— Problem —
Copy each line containing the word "JSON" from the records that follow, please.

═════ Task data

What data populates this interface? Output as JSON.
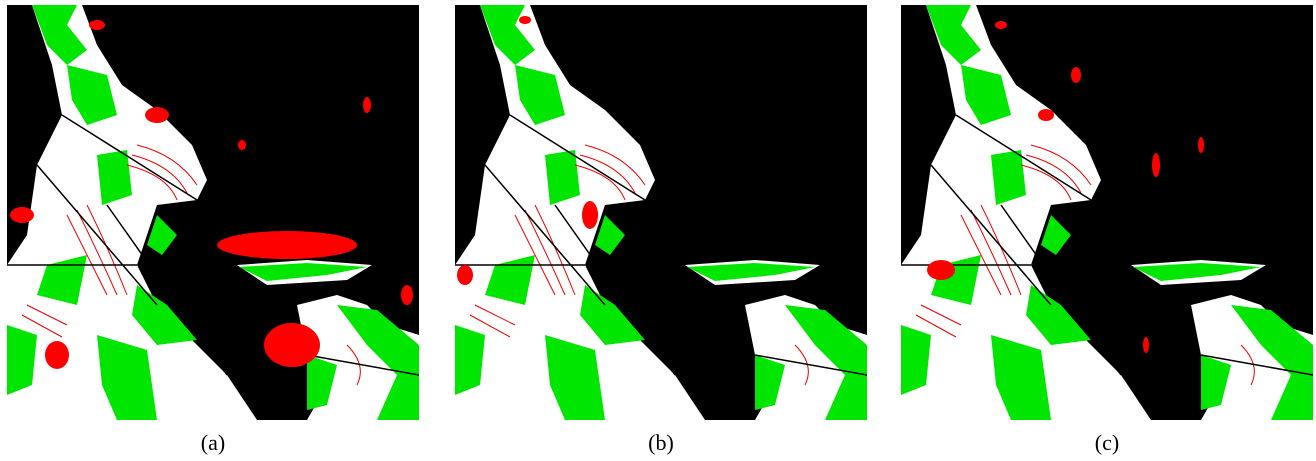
{
  "panels": [
    {
      "caption": "(a)"
    },
    {
      "caption": "(b)"
    },
    {
      "caption": "(c)"
    }
  ]
}
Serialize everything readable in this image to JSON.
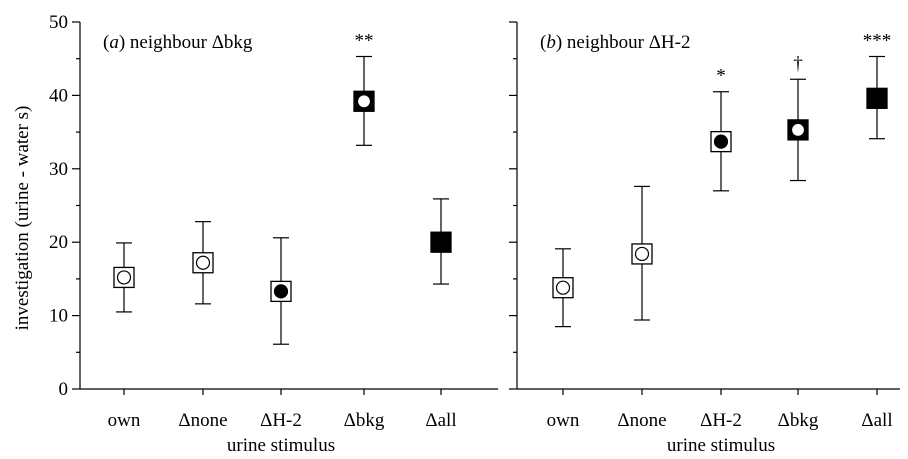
{
  "ylabel": "investigation (urine - water s)",
  "xlabel": "urine stimulus",
  "chart_data": [
    {
      "type": "scatter",
      "panel_label": "(a) neighbour Δbkg",
      "panel_letter": "a",
      "panel_rest": "neighbour Δbkg",
      "categories": [
        "own",
        "Δnone",
        "ΔH-2",
        "Δbkg",
        "Δall"
      ],
      "values": [
        15.2,
        17.2,
        13.3,
        39.2,
        20.0
      ],
      "err_low": [
        10.5,
        11.6,
        6.1,
        33.2,
        14.3
      ],
      "err_high": [
        19.9,
        22.8,
        20.6,
        45.3,
        25.9
      ],
      "marker_square": [
        "white",
        "white",
        "white",
        "black",
        "black"
      ],
      "marker_circle": [
        "white",
        "white",
        "black",
        "white",
        "none"
      ],
      "annotations": [
        "",
        "",
        "",
        "**",
        ""
      ],
      "xlabel": "urine stimulus",
      "ylabel": "investigation (urine - water s)",
      "ylim": [
        0,
        50
      ],
      "yticks": [
        "0",
        "10",
        "20",
        "30",
        "40",
        "50"
      ]
    },
    {
      "type": "scatter",
      "panel_label": "(b) neighbour ΔH-2",
      "panel_letter": "b",
      "panel_rest": "neighbour ΔH-2",
      "categories": [
        "own",
        "Δnone",
        "ΔH-2",
        "Δbkg",
        "Δall"
      ],
      "values": [
        13.8,
        18.4,
        33.7,
        35.3,
        39.6
      ],
      "err_low": [
        8.5,
        9.4,
        27.0,
        28.4,
        34.1
      ],
      "err_high": [
        19.1,
        27.6,
        40.5,
        42.2,
        45.3
      ],
      "marker_square": [
        "white",
        "white",
        "white",
        "black",
        "black"
      ],
      "marker_circle": [
        "white",
        "white",
        "black",
        "white",
        "none"
      ],
      "annotations": [
        "",
        "",
        "*",
        "†",
        "***"
      ],
      "xlabel": "urine stimulus",
      "ylabel": "",
      "ylim": [
        0,
        50
      ],
      "yticks": [
        "0",
        "10",
        "20",
        "30",
        "40",
        "50"
      ]
    }
  ]
}
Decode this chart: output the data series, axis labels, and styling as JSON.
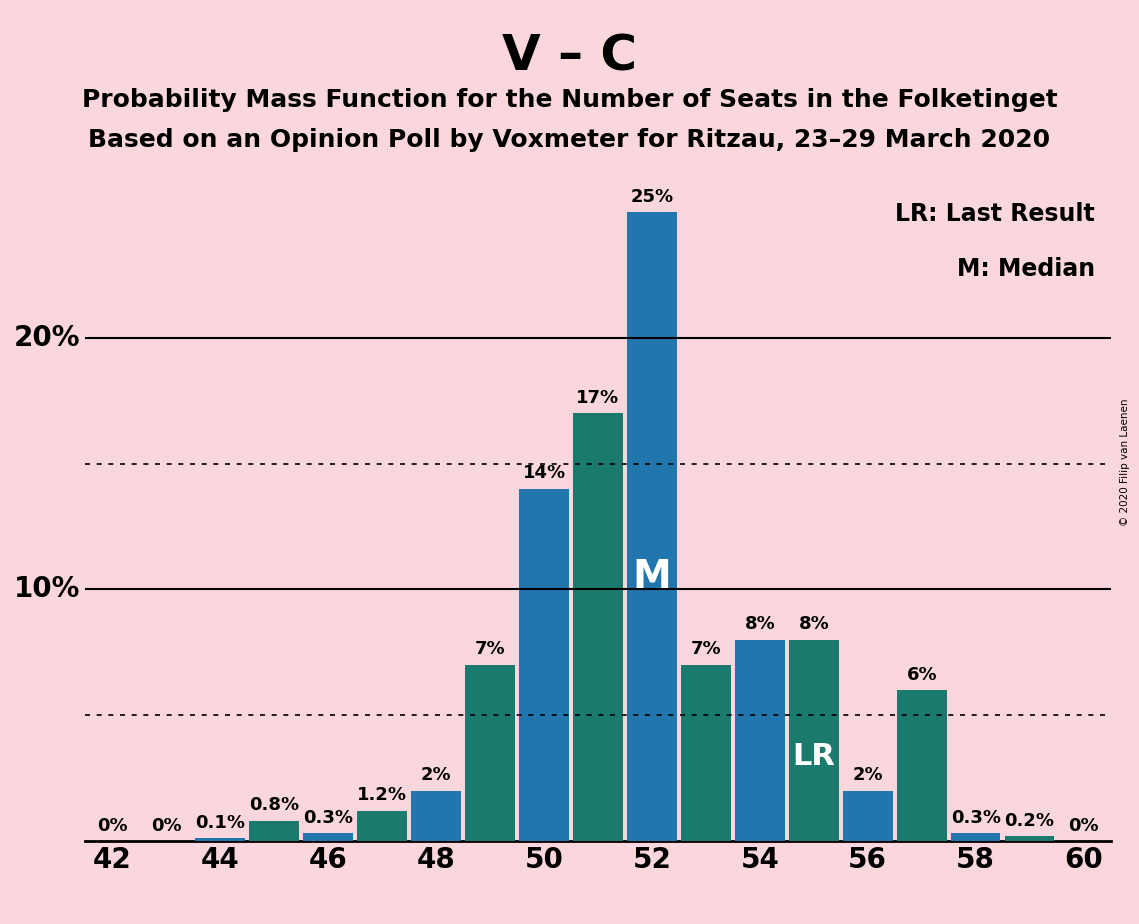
{
  "title_main": "V – C",
  "subtitle1": "Probability Mass Function for the Number of Seats in the Folketinget",
  "subtitle2": "Based on an Opinion Poll by Voxmeter for Ritzau, 23–29 March 2020",
  "copyright": "© 2020 Filip van Laenen",
  "legend_lr": "LR: Last Result",
  "legend_m": "M: Median",
  "seats": [
    42,
    43,
    44,
    45,
    46,
    47,
    48,
    49,
    50,
    51,
    52,
    53,
    54,
    55,
    56,
    57,
    58,
    59,
    60
  ],
  "values": [
    0.0,
    0.0,
    0.1,
    0.8,
    0.3,
    1.2,
    2.0,
    7.0,
    14.0,
    17.0,
    25.0,
    7.0,
    8.0,
    8.0,
    2.0,
    6.0,
    0.3,
    0.2,
    0.0
  ],
  "labels": [
    "0%",
    "0%",
    "0.1%",
    "0.8%",
    "0.3%",
    "1.2%",
    "2%",
    "7%",
    "14%",
    "17%",
    "25%",
    "7%",
    "8%",
    "8%",
    "2%",
    "6%",
    "0.3%",
    "0.2%",
    "0%"
  ],
  "colors": [
    "#2176AE",
    "#1a7a6e",
    "#2176AE",
    "#1a7a6e",
    "#2176AE",
    "#1a7a6e",
    "#2176AE",
    "#1a7a6e",
    "#2176AE",
    "#1a7a6e",
    "#2176AE",
    "#1a7a6e",
    "#2176AE",
    "#1a7a6e",
    "#2176AE",
    "#1a7a6e",
    "#2176AE",
    "#1a7a6e",
    "#2176AE"
  ],
  "median_seat": 52,
  "lr_seat": 55,
  "median_label": "M",
  "lr_label": "LR",
  "background_color": "#f9d7dc",
  "ylim": [
    0,
    27
  ],
  "xlim": [
    41.5,
    60.5
  ],
  "xticks": [
    42,
    44,
    46,
    48,
    50,
    52,
    54,
    56,
    58,
    60
  ],
  "hlines_solid": [
    10,
    20
  ],
  "hlines_dotted": [
    5,
    15
  ],
  "bar_width": 0.92,
  "title_fontsize": 36,
  "subtitle_fontsize": 18,
  "label_fontsize": 13,
  "tick_fontsize": 20,
  "annotation_m_fontsize": 28,
  "annotation_lr_fontsize": 22,
  "ylabel_10": "10%",
  "ylabel_20": "20%"
}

══════════

— Problem solution —
What data populates this interface? Output as JSON.
Serialize everything readable in this image to JSON.
Decode this chart: output the data series, axis labels, and styling as JSON.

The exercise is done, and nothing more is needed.